ENTRIES SUPPLIED:
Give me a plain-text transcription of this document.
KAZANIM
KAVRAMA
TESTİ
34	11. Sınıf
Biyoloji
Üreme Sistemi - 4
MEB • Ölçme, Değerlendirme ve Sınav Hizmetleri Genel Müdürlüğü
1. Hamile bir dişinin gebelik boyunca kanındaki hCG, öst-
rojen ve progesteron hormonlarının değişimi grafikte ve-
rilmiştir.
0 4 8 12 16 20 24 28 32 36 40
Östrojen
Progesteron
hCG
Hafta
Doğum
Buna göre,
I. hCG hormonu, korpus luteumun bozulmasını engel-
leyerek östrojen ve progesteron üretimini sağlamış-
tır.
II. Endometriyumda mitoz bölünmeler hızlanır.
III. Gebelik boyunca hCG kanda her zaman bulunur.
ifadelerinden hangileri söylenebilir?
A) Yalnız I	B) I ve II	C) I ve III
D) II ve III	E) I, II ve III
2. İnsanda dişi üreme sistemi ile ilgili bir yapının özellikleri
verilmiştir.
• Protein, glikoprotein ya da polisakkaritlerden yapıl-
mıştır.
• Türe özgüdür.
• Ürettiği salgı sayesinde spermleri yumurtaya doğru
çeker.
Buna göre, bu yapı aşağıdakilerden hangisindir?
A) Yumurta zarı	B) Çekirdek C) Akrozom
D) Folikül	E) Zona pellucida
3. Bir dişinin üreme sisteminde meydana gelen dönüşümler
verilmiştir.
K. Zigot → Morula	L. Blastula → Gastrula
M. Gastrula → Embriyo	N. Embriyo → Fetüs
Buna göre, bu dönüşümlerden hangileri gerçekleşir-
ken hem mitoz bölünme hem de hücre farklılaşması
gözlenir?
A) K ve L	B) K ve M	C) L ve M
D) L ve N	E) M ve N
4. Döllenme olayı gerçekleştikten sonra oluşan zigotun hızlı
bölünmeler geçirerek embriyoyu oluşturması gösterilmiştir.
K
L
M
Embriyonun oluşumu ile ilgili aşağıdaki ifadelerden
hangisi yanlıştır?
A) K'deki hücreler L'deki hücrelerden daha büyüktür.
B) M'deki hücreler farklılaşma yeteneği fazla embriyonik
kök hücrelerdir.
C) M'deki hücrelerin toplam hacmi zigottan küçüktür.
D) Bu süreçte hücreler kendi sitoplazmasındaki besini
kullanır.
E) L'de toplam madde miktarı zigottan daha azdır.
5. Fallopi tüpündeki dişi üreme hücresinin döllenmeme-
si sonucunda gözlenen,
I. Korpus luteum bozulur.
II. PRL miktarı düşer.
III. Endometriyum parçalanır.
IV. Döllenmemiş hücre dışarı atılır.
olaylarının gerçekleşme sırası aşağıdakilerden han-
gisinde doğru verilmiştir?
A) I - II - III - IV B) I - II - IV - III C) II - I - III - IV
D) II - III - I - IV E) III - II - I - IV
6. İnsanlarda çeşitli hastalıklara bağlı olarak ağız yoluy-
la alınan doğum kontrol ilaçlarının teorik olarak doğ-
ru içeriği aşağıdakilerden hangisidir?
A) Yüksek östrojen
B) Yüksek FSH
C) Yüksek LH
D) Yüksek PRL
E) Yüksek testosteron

PROMPT: Find and copy each line above holding "daha".

EXERCISE RESPONSE:
A) K'deki hücreler L'deki hücrelerden daha büyüktür.
E) L'de toplam madde miktarı zigottan daha azdır.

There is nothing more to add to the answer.